• **Information given**
◇ ◇ ◇ ◇ ◇
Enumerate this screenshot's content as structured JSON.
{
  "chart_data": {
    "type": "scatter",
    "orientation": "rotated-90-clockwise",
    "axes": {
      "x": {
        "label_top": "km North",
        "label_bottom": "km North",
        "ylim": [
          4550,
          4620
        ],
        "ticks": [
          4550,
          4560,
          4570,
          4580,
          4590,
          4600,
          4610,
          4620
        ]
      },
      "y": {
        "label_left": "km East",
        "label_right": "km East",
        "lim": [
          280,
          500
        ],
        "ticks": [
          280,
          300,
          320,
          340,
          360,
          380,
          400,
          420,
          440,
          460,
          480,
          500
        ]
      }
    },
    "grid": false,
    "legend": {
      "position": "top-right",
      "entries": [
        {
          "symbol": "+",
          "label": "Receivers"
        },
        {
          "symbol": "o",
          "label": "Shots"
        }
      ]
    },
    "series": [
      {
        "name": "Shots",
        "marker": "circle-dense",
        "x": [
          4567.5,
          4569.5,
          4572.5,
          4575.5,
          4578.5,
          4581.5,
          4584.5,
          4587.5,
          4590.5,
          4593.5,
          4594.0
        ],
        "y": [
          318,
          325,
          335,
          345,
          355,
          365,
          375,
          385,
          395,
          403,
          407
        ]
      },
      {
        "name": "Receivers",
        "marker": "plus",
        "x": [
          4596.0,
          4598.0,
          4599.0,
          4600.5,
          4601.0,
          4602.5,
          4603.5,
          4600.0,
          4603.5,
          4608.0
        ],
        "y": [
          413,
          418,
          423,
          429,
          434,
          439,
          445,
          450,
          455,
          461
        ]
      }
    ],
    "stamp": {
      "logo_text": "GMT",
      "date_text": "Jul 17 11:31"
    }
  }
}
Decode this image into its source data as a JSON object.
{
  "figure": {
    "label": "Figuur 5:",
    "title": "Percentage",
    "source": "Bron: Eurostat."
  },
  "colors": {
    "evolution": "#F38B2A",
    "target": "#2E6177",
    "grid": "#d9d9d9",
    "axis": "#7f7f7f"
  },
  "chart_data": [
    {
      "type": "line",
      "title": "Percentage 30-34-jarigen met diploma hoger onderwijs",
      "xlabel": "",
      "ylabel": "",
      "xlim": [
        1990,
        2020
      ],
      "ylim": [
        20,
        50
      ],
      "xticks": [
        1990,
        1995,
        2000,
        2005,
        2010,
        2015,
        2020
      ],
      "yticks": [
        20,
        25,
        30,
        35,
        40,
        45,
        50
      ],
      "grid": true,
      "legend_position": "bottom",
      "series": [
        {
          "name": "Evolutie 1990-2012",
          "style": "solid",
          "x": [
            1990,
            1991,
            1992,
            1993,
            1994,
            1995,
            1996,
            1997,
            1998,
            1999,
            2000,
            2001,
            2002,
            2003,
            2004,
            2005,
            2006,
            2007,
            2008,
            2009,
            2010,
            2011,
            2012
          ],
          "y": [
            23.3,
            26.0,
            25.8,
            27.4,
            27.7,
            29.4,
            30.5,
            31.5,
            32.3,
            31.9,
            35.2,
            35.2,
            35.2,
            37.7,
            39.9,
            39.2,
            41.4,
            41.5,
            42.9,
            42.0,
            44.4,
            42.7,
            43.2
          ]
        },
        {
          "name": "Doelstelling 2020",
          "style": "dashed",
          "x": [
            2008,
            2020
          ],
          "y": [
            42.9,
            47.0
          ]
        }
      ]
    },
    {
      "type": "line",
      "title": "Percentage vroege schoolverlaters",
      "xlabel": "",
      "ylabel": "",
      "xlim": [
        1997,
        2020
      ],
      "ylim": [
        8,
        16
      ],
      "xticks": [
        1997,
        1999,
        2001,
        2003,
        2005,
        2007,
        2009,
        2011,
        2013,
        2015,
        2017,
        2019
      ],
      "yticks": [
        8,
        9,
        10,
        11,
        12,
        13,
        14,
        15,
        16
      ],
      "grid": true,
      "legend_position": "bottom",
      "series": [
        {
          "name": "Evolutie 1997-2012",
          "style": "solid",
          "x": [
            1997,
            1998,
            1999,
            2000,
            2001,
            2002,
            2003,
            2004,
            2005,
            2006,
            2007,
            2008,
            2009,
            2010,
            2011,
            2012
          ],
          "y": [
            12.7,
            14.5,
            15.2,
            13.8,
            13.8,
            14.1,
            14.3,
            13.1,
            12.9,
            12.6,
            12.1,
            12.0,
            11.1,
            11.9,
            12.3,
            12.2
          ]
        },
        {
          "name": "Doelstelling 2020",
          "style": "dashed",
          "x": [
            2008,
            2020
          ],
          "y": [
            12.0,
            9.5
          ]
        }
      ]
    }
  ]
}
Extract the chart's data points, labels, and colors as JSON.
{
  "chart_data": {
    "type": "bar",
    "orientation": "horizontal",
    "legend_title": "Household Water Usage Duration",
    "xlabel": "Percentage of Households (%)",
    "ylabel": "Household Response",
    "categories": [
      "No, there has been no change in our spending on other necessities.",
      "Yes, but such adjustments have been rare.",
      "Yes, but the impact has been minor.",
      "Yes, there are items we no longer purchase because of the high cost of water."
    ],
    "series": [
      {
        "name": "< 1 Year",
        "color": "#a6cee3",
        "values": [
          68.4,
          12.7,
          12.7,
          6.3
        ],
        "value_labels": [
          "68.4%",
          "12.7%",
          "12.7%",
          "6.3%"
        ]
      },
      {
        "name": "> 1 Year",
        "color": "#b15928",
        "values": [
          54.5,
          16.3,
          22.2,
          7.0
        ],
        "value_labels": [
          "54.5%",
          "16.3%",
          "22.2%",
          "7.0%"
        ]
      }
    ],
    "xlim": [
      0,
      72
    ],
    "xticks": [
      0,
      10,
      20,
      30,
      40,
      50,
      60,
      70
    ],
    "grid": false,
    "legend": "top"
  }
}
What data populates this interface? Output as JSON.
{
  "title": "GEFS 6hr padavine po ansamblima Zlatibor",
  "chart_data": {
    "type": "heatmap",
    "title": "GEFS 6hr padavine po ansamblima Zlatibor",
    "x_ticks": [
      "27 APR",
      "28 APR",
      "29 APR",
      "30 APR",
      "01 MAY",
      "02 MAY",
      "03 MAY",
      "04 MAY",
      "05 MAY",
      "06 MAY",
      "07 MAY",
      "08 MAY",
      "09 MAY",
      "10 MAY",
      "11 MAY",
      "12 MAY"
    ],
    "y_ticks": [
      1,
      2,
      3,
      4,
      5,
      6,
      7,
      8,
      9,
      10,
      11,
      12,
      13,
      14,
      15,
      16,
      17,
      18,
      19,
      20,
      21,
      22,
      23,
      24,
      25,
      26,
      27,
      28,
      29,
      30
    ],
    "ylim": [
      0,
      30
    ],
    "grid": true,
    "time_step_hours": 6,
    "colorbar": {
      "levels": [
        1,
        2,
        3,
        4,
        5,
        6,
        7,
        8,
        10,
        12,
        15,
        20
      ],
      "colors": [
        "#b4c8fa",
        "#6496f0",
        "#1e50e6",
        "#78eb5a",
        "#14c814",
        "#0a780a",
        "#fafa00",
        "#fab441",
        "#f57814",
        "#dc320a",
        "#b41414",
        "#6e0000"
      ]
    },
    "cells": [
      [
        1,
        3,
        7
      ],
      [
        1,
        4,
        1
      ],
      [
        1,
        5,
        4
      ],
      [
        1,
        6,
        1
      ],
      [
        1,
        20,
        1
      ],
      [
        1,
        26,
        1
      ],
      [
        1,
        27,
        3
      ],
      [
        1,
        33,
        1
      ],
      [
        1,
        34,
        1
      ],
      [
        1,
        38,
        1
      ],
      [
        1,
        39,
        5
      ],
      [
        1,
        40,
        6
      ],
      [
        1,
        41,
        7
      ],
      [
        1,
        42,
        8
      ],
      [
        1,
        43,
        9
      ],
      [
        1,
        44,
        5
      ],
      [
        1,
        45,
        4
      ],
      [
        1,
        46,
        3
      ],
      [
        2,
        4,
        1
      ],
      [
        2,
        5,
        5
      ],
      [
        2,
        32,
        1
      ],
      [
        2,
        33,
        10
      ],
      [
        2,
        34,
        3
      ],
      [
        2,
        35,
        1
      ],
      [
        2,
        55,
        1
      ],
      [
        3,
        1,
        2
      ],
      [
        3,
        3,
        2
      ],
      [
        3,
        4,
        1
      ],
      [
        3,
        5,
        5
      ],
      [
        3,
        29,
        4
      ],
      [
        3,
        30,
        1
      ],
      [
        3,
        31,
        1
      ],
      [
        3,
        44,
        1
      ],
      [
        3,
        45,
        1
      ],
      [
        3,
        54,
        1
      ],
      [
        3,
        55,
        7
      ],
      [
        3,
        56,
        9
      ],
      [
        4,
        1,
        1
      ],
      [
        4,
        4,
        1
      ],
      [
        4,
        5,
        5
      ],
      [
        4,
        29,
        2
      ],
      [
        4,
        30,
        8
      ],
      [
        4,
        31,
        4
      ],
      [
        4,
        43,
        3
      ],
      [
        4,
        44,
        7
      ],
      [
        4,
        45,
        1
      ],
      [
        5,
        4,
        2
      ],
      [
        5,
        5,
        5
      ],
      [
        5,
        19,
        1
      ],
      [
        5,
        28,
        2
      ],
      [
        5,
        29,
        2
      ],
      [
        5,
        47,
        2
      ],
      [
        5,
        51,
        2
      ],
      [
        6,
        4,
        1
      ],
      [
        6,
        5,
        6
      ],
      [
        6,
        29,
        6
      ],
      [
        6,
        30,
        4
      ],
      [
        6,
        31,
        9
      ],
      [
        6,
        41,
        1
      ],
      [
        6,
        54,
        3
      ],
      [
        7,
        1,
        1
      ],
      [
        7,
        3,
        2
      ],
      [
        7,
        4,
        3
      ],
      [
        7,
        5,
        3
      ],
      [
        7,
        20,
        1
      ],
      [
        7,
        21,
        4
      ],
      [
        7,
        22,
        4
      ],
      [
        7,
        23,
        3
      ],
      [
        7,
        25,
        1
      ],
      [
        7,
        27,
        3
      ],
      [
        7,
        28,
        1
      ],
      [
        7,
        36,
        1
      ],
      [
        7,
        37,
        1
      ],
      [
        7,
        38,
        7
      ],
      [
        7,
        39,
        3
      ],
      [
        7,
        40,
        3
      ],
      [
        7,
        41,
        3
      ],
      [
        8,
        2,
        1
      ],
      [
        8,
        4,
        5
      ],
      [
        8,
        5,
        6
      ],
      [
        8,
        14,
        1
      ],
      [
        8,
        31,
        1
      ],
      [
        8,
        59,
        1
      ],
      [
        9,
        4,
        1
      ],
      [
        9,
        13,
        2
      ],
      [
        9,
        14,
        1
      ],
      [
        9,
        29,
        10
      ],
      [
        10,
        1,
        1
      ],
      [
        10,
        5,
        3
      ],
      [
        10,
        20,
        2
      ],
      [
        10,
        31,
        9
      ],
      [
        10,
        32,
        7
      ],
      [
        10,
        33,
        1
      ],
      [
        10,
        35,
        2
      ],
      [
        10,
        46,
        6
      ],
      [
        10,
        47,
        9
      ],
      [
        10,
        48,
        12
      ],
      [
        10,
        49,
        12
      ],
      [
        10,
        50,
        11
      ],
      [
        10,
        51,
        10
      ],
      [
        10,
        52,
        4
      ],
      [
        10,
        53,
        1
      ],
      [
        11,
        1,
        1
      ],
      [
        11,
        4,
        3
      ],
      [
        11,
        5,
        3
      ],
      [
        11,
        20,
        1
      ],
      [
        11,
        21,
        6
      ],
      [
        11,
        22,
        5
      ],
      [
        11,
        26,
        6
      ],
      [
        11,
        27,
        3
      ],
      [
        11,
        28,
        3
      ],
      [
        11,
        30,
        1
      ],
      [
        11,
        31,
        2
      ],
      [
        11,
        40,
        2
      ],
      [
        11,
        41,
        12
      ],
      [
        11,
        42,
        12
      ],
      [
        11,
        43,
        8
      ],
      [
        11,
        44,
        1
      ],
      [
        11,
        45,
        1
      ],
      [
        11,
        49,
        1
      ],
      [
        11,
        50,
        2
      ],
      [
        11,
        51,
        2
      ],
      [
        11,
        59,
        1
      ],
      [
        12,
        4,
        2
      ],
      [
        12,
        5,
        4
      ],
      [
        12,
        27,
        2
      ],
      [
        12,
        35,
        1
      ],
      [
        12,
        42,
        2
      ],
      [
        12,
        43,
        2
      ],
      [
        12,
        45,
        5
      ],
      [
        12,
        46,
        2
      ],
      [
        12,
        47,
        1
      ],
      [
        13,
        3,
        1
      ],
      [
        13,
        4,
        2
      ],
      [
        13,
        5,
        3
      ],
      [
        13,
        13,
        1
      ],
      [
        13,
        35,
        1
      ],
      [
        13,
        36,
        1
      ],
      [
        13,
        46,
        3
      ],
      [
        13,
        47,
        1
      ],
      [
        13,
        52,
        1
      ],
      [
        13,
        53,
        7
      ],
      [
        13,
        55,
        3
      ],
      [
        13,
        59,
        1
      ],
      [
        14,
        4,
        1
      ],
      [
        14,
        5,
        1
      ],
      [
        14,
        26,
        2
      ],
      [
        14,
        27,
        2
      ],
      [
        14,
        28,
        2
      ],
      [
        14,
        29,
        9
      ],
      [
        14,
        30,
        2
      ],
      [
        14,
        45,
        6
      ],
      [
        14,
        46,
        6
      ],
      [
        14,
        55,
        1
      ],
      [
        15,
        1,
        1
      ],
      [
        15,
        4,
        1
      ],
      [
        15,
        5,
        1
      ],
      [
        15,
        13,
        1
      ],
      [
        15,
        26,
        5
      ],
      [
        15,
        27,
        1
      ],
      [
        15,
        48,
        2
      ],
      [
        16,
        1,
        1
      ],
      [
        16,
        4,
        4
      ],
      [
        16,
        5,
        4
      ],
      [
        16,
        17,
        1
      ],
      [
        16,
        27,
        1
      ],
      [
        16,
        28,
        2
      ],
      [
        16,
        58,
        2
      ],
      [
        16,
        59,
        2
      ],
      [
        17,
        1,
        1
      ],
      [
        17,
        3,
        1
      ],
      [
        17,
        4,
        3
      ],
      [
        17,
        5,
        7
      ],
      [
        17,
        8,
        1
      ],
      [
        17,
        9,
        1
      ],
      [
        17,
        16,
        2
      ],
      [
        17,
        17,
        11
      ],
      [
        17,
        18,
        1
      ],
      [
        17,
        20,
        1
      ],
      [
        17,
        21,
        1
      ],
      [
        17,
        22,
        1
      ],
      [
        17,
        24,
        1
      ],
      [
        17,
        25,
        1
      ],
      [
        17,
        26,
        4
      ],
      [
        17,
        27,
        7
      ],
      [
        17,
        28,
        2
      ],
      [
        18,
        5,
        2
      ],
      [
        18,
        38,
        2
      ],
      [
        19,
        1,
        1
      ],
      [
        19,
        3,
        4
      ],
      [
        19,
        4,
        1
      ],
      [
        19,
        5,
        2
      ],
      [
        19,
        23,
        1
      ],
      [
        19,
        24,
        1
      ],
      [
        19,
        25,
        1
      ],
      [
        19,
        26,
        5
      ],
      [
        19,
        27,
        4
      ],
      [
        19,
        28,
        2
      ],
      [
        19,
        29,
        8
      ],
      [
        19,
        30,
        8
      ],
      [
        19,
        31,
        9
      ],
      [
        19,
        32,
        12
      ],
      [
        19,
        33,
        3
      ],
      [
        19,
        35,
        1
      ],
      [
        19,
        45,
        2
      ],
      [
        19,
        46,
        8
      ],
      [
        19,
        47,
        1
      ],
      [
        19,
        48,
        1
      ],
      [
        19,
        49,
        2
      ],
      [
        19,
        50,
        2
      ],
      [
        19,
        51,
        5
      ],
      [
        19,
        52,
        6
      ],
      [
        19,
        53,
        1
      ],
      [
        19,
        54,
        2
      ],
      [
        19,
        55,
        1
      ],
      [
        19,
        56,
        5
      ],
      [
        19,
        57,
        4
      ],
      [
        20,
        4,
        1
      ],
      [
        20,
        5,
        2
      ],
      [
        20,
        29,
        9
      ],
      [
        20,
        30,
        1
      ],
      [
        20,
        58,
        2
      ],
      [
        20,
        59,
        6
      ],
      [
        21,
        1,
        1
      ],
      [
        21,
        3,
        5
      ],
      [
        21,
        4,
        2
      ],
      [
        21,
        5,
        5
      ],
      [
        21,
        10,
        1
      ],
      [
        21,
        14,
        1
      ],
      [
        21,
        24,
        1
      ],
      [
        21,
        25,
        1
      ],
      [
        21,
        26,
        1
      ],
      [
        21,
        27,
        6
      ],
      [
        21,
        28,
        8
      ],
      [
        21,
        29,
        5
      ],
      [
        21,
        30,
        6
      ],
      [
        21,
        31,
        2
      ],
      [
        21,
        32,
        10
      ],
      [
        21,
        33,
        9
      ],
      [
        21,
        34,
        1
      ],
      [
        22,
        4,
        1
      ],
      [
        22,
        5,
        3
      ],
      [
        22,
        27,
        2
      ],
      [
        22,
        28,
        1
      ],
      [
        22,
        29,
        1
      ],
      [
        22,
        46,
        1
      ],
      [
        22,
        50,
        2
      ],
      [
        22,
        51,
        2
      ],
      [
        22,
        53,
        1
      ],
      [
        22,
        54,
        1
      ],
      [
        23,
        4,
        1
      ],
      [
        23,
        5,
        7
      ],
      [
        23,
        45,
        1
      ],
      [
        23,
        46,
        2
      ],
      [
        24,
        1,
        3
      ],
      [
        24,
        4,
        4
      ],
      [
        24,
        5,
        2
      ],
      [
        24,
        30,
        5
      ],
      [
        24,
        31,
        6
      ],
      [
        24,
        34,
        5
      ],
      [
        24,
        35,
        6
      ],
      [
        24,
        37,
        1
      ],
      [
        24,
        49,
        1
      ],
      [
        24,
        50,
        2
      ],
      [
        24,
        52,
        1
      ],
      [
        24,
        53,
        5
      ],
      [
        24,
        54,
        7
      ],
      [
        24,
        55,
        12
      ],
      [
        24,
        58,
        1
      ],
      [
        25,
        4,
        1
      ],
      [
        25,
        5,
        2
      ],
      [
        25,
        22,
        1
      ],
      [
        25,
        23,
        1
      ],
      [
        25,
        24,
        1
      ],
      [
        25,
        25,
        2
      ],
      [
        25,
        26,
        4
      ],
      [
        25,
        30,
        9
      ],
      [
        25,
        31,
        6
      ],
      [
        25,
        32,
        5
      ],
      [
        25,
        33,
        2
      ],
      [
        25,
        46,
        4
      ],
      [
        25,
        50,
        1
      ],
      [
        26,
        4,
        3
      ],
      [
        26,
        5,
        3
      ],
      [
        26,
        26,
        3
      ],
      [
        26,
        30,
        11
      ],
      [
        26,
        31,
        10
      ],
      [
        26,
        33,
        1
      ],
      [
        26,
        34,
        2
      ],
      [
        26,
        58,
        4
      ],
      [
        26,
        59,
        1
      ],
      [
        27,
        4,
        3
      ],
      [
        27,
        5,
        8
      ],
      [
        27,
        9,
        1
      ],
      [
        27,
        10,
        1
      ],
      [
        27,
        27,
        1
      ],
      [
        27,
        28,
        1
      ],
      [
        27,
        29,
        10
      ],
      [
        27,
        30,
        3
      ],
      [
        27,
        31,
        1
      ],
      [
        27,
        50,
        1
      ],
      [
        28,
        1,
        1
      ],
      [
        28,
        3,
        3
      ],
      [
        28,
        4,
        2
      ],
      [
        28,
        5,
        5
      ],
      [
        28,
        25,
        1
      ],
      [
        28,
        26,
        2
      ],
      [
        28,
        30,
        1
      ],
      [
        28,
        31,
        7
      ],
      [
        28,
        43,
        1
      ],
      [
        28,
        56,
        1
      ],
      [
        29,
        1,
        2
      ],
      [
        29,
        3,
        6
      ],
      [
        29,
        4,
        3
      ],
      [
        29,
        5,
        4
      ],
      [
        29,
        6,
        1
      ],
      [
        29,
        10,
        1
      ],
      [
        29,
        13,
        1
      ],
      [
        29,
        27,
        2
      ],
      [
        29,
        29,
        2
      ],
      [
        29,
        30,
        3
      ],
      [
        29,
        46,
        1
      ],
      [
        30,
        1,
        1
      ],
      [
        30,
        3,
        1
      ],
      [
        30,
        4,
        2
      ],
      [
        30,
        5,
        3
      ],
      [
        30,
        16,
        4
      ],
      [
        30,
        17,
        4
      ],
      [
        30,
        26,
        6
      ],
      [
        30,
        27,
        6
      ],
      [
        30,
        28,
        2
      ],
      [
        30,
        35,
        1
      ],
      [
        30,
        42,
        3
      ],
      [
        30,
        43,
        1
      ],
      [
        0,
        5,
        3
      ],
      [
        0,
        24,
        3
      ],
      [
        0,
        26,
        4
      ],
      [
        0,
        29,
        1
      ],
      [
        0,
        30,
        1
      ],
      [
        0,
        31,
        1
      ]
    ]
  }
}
◇ ◇ ◇ ◇ ◇
• **Challenge**
Where a line holds "source", copy it out.

• **Result of the exercise**
Decode this image into its source data as a JSON object.
    "source": "Bron: Eurostat."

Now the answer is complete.